• [Given problem] Exactly reproduce the entries, dropping any pictures from your copy.

Dataset entries on figures
%%

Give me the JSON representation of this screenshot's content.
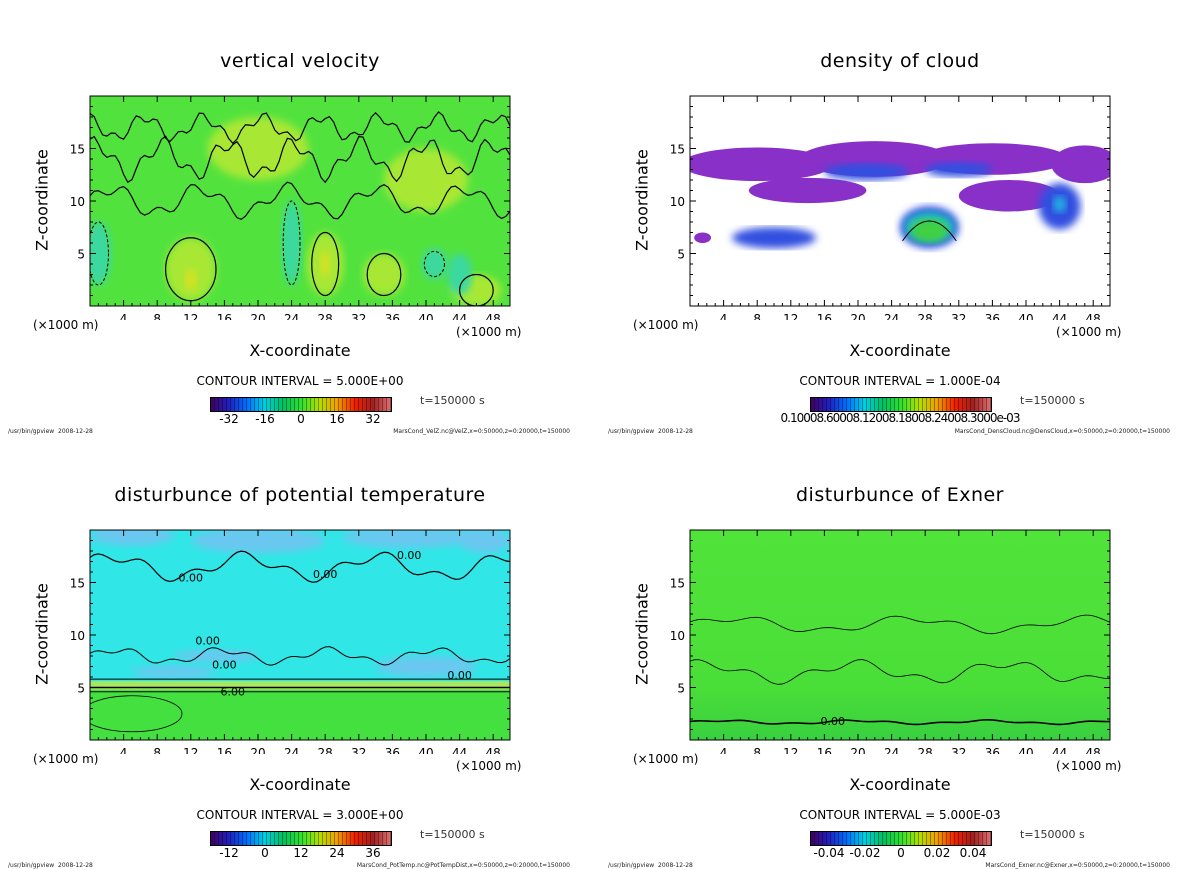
{
  "program": "/usr/bin/gpview",
  "date": "2008-12-28",
  "chart_data": [
    {
      "type": "heatmap",
      "title": "vertical velocity",
      "xlabel": "X-coordinate",
      "ylabel": "Z-coordinate",
      "x_unit_left": "(×1000 m)",
      "x_unit_right": "(×1000 m)",
      "xlim": [
        0,
        50
      ],
      "ylim": [
        0,
        20
      ],
      "xticks": [
        4,
        8,
        12,
        16,
        20,
        24,
        28,
        32,
        36,
        40,
        44,
        48
      ],
      "yticks": [
        5,
        10,
        15
      ],
      "contour_interval": "CONTOUR INTERVAL = 5.000E+00",
      "colorbar_ticks": [
        "-32",
        "-16",
        "0",
        "16",
        "32"
      ],
      "colorbar_range": [
        -40,
        40
      ],
      "time": "t=150000 s",
      "source": "MarsCond_VelZ.nc@VelZ,x=0:50000,z=0:20000,t=150000",
      "field": "velz",
      "contour_labels": []
    },
    {
      "type": "heatmap",
      "title": "density of cloud",
      "xlabel": "X-coordinate",
      "ylabel": "Z-coordinate",
      "x_unit_left": "(×1000 m)",
      "x_unit_right": "(×1000 m)",
      "xlim": [
        0,
        50
      ],
      "ylim": [
        0,
        20
      ],
      "xticks": [
        4,
        8,
        12,
        16,
        20,
        24,
        28,
        32,
        36,
        40,
        44,
        48
      ],
      "yticks": [
        5,
        10,
        15
      ],
      "contour_interval": "CONTOUR INTERVAL = 1.000E-04",
      "colorbar_label_text": "0.10008.60008.12008.18008.24008.3000e-03",
      "time": "t=150000 s",
      "source": "MarsCond_DensCloud.nc@DensCloud,x=0:50000,z=0:20000,t=150000",
      "field": "cloud",
      "contour_labels": []
    },
    {
      "type": "heatmap",
      "title": "disturbunce of potential temperature",
      "xlabel": "X-coordinate",
      "ylabel": "Z-coordinate",
      "x_unit_left": "(×1000 m)",
      "x_unit_right": "(×1000 m)",
      "xlim": [
        0,
        50
      ],
      "ylim": [
        0,
        20
      ],
      "xticks": [
        4,
        8,
        12,
        16,
        20,
        24,
        28,
        32,
        36,
        40,
        44,
        48
      ],
      "yticks": [
        5,
        10,
        15
      ],
      "contour_interval": "CONTOUR INTERVAL = 3.000E+00",
      "colorbar_ticks": [
        "-12",
        "0",
        "12",
        "24",
        "36"
      ],
      "colorbar_range": [
        -18,
        42
      ],
      "time": "t=150000 s",
      "source": "MarsCond_PotTemp.nc@PotTempDist,x=0:50000,z=0:20000,t=150000",
      "field": "ptemp",
      "contour_labels": [
        {
          "text": "0.00",
          "x": 38,
          "z": 17.6
        },
        {
          "text": "0.00",
          "x": 12,
          "z": 15.5
        },
        {
          "text": "0.00",
          "x": 28,
          "z": 15.8
        },
        {
          "text": "0.00",
          "x": 14,
          "z": 9.5
        },
        {
          "text": "0.00",
          "x": 16,
          "z": 7.2
        },
        {
          "text": "0.00",
          "x": 44,
          "z": 6.2
        },
        {
          "text": "6.00",
          "x": 17,
          "z": 4.6
        }
      ]
    },
    {
      "type": "heatmap",
      "title": "disturbunce of Exner",
      "xlabel": "X-coordinate",
      "ylabel": "Z-coordinate",
      "x_unit_left": "(×1000 m)",
      "x_unit_right": "(×1000 m)",
      "xlim": [
        0,
        50
      ],
      "ylim": [
        0,
        20
      ],
      "xticks": [
        4,
        8,
        12,
        16,
        20,
        24,
        28,
        32,
        36,
        40,
        44,
        48
      ],
      "yticks": [
        5,
        10,
        15
      ],
      "contour_interval": "CONTOUR INTERVAL = 5.000E-03",
      "colorbar_ticks": [
        "-0.04",
        "-0.02",
        "0",
        "0.02",
        "0.04"
      ],
      "colorbar_range": [
        -0.05,
        0.05
      ],
      "time": "t=150000 s",
      "source": "MarsCond_Exner.nc@Exner,x=0:50000,z=0:20000,t=150000",
      "field": "exner",
      "contour_labels": [
        {
          "text": "0.00",
          "x": 17,
          "z": 1.8
        }
      ]
    }
  ]
}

%%

• [Completed exercise]
Give me the JSON representation of this screenshot's content.
{
  "program": "/usr/bin/gpview",
  "date": "2008-12-28",
  "chart_data": [
    {
      "type": "heatmap",
      "title": "vertical velocity",
      "xlabel": "X-coordinate",
      "ylabel": "Z-coordinate",
      "x_unit_left": "(×1000 m)",
      "x_unit_right": "(×1000 m)",
      "xlim": [
        0,
        50
      ],
      "ylim": [
        0,
        20
      ],
      "xticks": [
        4,
        8,
        12,
        16,
        20,
        24,
        28,
        32,
        36,
        40,
        44,
        48
      ],
      "yticks": [
        5,
        10,
        15
      ],
      "contour_interval": "CONTOUR INTERVAL = 5.000E+00",
      "colorbar_ticks": [
        "-32",
        "-16",
        "0",
        "16",
        "32"
      ],
      "colorbar_range": [
        -40,
        40
      ],
      "time": "t=150000 s",
      "source": "MarsCond_VelZ.nc@VelZ,x=0:50000,z=0:20000,t=150000",
      "field": "velz",
      "contour_labels": []
    },
    {
      "type": "heatmap",
      "title": "density of cloud",
      "xlabel": "X-coordinate",
      "ylabel": "Z-coordinate",
      "x_unit_left": "(×1000 m)",
      "x_unit_right": "(×1000 m)",
      "xlim": [
        0,
        50
      ],
      "ylim": [
        0,
        20
      ],
      "xticks": [
        4,
        8,
        12,
        16,
        20,
        24,
        28,
        32,
        36,
        40,
        44,
        48
      ],
      "yticks": [
        5,
        10,
        15
      ],
      "contour_interval": "CONTOUR INTERVAL = 1.000E-04",
      "colorbar_label_text": "0.10008.60008.12008.18008.24008.3000e-03",
      "time": "t=150000 s",
      "source": "MarsCond_DensCloud.nc@DensCloud,x=0:50000,z=0:20000,t=150000",
      "field": "cloud",
      "contour_labels": []
    },
    {
      "type": "heatmap",
      "title": "disturbunce of potential temperature",
      "xlabel": "X-coordinate",
      "ylabel": "Z-coordinate",
      "x_unit_left": "(×1000 m)",
      "x_unit_right": "(×1000 m)",
      "xlim": [
        0,
        50
      ],
      "ylim": [
        0,
        20
      ],
      "xticks": [
        4,
        8,
        12,
        16,
        20,
        24,
        28,
        32,
        36,
        40,
        44,
        48
      ],
      "yticks": [
        5,
        10,
        15
      ],
      "contour_interval": "CONTOUR INTERVAL = 3.000E+00",
      "colorbar_ticks": [
        "-12",
        "0",
        "12",
        "24",
        "36"
      ],
      "colorbar_range": [
        -18,
        42
      ],
      "time": "t=150000 s",
      "source": "MarsCond_PotTemp.nc@PotTempDist,x=0:50000,z=0:20000,t=150000",
      "field": "ptemp",
      "contour_labels": [
        {
          "text": "0.00",
          "x": 38,
          "z": 17.6
        },
        {
          "text": "0.00",
          "x": 12,
          "z": 15.5
        },
        {
          "text": "0.00",
          "x": 28,
          "z": 15.8
        },
        {
          "text": "0.00",
          "x": 14,
          "z": 9.5
        },
        {
          "text": "0.00",
          "x": 16,
          "z": 7.2
        },
        {
          "text": "0.00",
          "x": 44,
          "z": 6.2
        },
        {
          "text": "6.00",
          "x": 17,
          "z": 4.6
        }
      ]
    },
    {
      "type": "heatmap",
      "title": "disturbunce of Exner",
      "xlabel": "X-coordinate",
      "ylabel": "Z-coordinate",
      "x_unit_left": "(×1000 m)",
      "x_unit_right": "(×1000 m)",
      "xlim": [
        0,
        50
      ],
      "ylim": [
        0,
        20
      ],
      "xticks": [
        4,
        8,
        12,
        16,
        20,
        24,
        28,
        32,
        36,
        40,
        44,
        48
      ],
      "yticks": [
        5,
        10,
        15
      ],
      "contour_interval": "CONTOUR INTERVAL = 5.000E-03",
      "colorbar_ticks": [
        "-0.04",
        "-0.02",
        "0",
        "0.02",
        "0.04"
      ],
      "colorbar_range": [
        -0.05,
        0.05
      ],
      "time": "t=150000 s",
      "source": "MarsCond_Exner.nc@Exner,x=0:50000,z=0:20000,t=150000",
      "field": "exner",
      "contour_labels": [
        {
          "text": "0.00",
          "x": 17,
          "z": 1.8
        }
      ]
    }
  ]
}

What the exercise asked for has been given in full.